**What the exercise asks**
Repeat the listing below in full, exactly as it stands.
***** Supplied entries *****
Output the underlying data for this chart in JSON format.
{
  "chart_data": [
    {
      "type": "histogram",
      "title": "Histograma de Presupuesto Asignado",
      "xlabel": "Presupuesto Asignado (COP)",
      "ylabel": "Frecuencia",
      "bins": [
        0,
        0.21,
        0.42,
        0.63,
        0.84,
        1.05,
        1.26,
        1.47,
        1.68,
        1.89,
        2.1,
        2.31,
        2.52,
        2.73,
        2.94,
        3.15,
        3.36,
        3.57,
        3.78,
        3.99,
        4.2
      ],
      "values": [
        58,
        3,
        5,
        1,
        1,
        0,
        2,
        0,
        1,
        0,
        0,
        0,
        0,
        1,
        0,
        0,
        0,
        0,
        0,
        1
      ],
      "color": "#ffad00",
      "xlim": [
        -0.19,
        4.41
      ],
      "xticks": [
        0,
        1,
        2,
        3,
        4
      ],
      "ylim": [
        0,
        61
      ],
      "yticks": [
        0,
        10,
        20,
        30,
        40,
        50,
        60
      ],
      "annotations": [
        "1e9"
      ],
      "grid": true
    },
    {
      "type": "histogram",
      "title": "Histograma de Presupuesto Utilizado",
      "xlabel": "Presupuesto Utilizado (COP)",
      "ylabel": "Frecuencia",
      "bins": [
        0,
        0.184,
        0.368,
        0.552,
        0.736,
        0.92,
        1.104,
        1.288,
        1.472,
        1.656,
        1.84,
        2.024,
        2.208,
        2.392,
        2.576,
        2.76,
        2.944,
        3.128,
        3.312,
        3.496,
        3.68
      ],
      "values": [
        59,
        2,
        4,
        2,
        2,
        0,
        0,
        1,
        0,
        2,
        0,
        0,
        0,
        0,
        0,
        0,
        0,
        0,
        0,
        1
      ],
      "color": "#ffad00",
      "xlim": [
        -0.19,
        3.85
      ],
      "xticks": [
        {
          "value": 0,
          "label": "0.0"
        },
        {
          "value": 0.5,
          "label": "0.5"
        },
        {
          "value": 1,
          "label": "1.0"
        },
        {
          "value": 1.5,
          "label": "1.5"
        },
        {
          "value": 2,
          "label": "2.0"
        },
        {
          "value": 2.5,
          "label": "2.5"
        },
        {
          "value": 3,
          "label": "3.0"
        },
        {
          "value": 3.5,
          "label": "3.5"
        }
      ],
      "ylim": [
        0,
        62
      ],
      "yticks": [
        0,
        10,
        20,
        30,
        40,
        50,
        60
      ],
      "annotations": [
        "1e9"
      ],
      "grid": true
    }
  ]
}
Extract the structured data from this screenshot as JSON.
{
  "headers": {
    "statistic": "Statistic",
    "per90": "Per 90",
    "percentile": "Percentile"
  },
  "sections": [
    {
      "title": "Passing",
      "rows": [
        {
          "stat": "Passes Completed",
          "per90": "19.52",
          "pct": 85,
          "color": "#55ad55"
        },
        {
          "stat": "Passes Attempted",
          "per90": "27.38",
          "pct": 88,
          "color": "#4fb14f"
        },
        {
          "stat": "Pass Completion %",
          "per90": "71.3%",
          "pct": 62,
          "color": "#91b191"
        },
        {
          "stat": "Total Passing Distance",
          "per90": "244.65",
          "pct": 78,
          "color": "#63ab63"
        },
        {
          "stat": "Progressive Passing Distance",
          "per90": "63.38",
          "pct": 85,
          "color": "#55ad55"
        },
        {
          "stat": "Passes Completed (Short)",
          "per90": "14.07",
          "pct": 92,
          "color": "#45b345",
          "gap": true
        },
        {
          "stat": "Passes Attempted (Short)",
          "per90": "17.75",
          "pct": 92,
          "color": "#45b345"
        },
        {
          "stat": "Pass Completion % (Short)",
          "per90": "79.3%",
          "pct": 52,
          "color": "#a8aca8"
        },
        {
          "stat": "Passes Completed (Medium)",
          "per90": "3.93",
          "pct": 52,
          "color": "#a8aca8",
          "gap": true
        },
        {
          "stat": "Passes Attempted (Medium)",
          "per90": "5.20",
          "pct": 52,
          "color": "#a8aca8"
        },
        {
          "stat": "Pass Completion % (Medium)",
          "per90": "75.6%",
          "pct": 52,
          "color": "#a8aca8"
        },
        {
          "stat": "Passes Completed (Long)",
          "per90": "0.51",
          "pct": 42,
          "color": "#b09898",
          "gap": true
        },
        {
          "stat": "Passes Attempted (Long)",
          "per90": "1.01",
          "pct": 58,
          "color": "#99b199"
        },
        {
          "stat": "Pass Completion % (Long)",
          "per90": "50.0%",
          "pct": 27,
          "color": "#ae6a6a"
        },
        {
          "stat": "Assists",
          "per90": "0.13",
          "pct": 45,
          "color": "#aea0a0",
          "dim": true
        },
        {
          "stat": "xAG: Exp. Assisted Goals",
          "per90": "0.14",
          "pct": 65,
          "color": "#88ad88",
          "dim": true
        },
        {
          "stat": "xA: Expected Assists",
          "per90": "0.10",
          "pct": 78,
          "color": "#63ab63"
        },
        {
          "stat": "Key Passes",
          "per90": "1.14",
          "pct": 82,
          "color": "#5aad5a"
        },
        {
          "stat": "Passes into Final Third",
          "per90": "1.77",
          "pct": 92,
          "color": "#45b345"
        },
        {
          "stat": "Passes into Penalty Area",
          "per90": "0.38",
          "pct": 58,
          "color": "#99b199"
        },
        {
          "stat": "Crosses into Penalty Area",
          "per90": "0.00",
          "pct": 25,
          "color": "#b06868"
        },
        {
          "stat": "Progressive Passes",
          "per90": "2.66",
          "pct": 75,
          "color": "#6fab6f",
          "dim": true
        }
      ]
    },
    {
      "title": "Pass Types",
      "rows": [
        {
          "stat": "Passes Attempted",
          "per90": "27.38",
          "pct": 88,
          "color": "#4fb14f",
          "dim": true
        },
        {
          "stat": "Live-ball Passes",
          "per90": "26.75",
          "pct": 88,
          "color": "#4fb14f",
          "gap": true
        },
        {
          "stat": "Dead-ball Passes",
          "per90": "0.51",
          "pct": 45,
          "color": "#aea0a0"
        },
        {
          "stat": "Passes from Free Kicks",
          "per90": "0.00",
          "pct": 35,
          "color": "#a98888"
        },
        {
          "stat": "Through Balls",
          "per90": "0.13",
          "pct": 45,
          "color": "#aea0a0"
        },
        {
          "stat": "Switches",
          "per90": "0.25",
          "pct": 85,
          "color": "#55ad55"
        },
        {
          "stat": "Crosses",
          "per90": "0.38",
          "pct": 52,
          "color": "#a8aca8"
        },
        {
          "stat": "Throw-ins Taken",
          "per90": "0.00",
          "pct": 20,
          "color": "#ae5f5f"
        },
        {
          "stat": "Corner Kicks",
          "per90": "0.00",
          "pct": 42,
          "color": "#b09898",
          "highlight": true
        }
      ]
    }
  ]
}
*****
**Complete response**
Output the underlying data for this chart in JSON format.
{
  "chart_data": [
    {
      "type": "histogram",
      "title": "Histograma de Presupuesto Asignado",
      "xlabel": "Presupuesto Asignado (COP)",
      "ylabel": "Frecuencia",
      "bins": [
        0,
        0.21,
        0.42,
        0.63,
        0.84,
        1.05,
        1.26,
        1.47,
        1.68,
        1.89,
        2.1,
        2.31,
        2.52,
        2.73,
        2.94,
        3.15,
        3.36,
        3.57,
        3.78,
        3.99,
        4.2
      ],
      "values": [
        58,
        3,
        5,
        1,
        1,
        0,
        2,
        0,
        1,
        0,
        0,
        0,
        0,
        1,
        0,
        0,
        0,
        0,
        0,
        1
      ],
      "color": "#ffad00",
      "xlim": [
        -0.19,
        4.41
      ],
      "xticks": [
        0,
        1,
        2,
        3,
        4
      ],
      "ylim": [
        0,
        61
      ],
      "yticks": [
        0,
        10,
        20,
        30,
        40,
        50,
        60
      ],
      "annotations": [
        "1e9"
      ],
      "grid": true
    },
    {
      "type": "histogram",
      "title": "Histograma de Presupuesto Utilizado",
      "xlabel": "Presupuesto Utilizado (COP)",
      "ylabel": "Frecuencia",
      "bins": [
        0,
        0.184,
        0.368,
        0.552,
        0.736,
        0.92,
        1.104,
        1.288,
        1.472,
        1.656,
        1.84,
        2.024,
        2.208,
        2.392,
        2.576,
        2.76,
        2.944,
        3.128,
        3.312,
        3.496,
        3.68
      ],
      "values": [
        59,
        2,
        4,
        2,
        2,
        0,
        0,
        1,
        0,
        2,
        0,
        0,
        0,
        0,
        0,
        0,
        0,
        0,
        0,
        1
      ],
      "color": "#ffad00",
      "xlim": [
        -0.19,
        3.85
      ],
      "xticks": [
        {
          "value": 0,
          "label": "0.0"
        },
        {
          "value": 0.5,
          "label": "0.5"
        },
        {
          "value": 1,
          "label": "1.0"
        },
        {
          "value": 1.5,
          "label": "1.5"
        },
        {
          "value": 2,
          "label": "2.0"
        },
        {
          "value": 2.5,
          "label": "2.5"
        },
        {
          "value": 3,
          "label": "3.0"
        },
        {
          "value": 3.5,
          "label": "3.5"
        }
      ],
      "ylim": [
        0,
        62
      ],
      "yticks": [
        0,
        10,
        20,
        30,
        40,
        50,
        60
      ],
      "annotations": [
        "1e9"
      ],
      "grid": true
    }
  ]
}
Extract the structured data from this screenshot as JSON.
{
  "headers": {
    "statistic": "Statistic",
    "per90": "Per 90",
    "percentile": "Percentile"
  },
  "sections": [
    {
      "title": "Passing",
      "rows": [
        {
          "stat": "Passes Completed",
          "per90": "19.52",
          "pct": 85,
          "color": "#55ad55"
        },
        {
          "stat": "Passes Attempted",
          "per90": "27.38",
          "pct": 88,
          "color": "#4fb14f"
        },
        {
          "stat": "Pass Completion %",
          "per90": "71.3%",
          "pct": 62,
          "color": "#91b191"
        },
        {
          "stat": "Total Passing Distance",
          "per90": "244.65",
          "pct": 78,
          "color": "#63ab63"
        },
        {
          "stat": "Progressive Passing Distance",
          "per90": "63.38",
          "pct": 85,
          "color": "#55ad55"
        },
        {
          "stat": "Passes Completed (Short)",
          "per90": "14.07",
          "pct": 92,
          "color": "#45b345",
          "gap": true
        },
        {
          "stat": "Passes Attempted (Short)",
          "per90": "17.75",
          "pct": 92,
          "color": "#45b345"
        },
        {
          "stat": "Pass Completion % (Short)",
          "per90": "79.3%",
          "pct": 52,
          "color": "#a8aca8"
        },
        {
          "stat": "Passes Completed (Medium)",
          "per90": "3.93",
          "pct": 52,
          "color": "#a8aca8",
          "gap": true
        },
        {
          "stat": "Passes Attempted (Medium)",
          "per90": "5.20",
          "pct": 52,
          "color": "#a8aca8"
        },
        {
          "stat": "Pass Completion % (Medium)",
          "per90": "75.6%",
          "pct": 52,
          "color": "#a8aca8"
        },
        {
          "stat": "Passes Completed (Long)",
          "per90": "0.51",
          "pct": 42,
          "color": "#b09898",
          "gap": true
        },
        {
          "stat": "Passes Attempted (Long)",
          "per90": "1.01",
          "pct": 58,
          "color": "#99b199"
        },
        {
          "stat": "Pass Completion % (Long)",
          "per90": "50.0%",
          "pct": 27,
          "color": "#ae6a6a"
        },
        {
          "stat": "Assists",
          "per90": "0.13",
          "pct": 45,
          "color": "#aea0a0",
          "dim": true
        },
        {
          "stat": "xAG: Exp. Assisted Goals",
          "per90": "0.14",
          "pct": 65,
          "color": "#88ad88",
          "dim": true
        },
        {
          "stat": "xA: Expected Assists",
          "per90": "0.10",
          "pct": 78,
          "color": "#63ab63"
        },
        {
          "stat": "Key Passes",
          "per90": "1.14",
          "pct": 82,
          "color": "#5aad5a"
        },
        {
          "stat": "Passes into Final Third",
          "per90": "1.77",
          "pct": 92,
          "color": "#45b345"
        },
        {
          "stat": "Passes into Penalty Area",
          "per90": "0.38",
          "pct": 58,
          "color": "#99b199"
        },
        {
          "stat": "Crosses into Penalty Area",
          "per90": "0.00",
          "pct": 25,
          "color": "#b06868"
        },
        {
          "stat": "Progressive Passes",
          "per90": "2.66",
          "pct": 75,
          "color": "#6fab6f",
          "dim": true
        }
      ]
    },
    {
      "title": "Pass Types",
      "rows": [
        {
          "stat": "Passes Attempted",
          "per90": "27.38",
          "pct": 88,
          "color": "#4fb14f",
          "dim": true
        },
        {
          "stat": "Live-ball Passes",
          "per90": "26.75",
          "pct": 88,
          "color": "#4fb14f",
          "gap": true
        },
        {
          "stat": "Dead-ball Passes",
          "per90": "0.51",
          "pct": 45,
          "color": "#aea0a0"
        },
        {
          "stat": "Passes from Free Kicks",
          "per90": "0.00",
          "pct": 35,
          "color": "#a98888"
        },
        {
          "stat": "Through Balls",
          "per90": "0.13",
          "pct": 45,
          "color": "#aea0a0"
        },
        {
          "stat": "Switches",
          "per90": "0.25",
          "pct": 85,
          "color": "#55ad55"
        },
        {
          "stat": "Crosses",
          "per90": "0.38",
          "pct": 52,
          "color": "#a8aca8"
        },
        {
          "stat": "Throw-ins Taken",
          "per90": "0.00",
          "pct": 20,
          "color": "#ae5f5f"
        },
        {
          "stat": "Corner Kicks",
          "per90": "0.00",
          "pct": 42,
          "color": "#b09898",
          "highlight": true
        }
      ]
    }
  ]
}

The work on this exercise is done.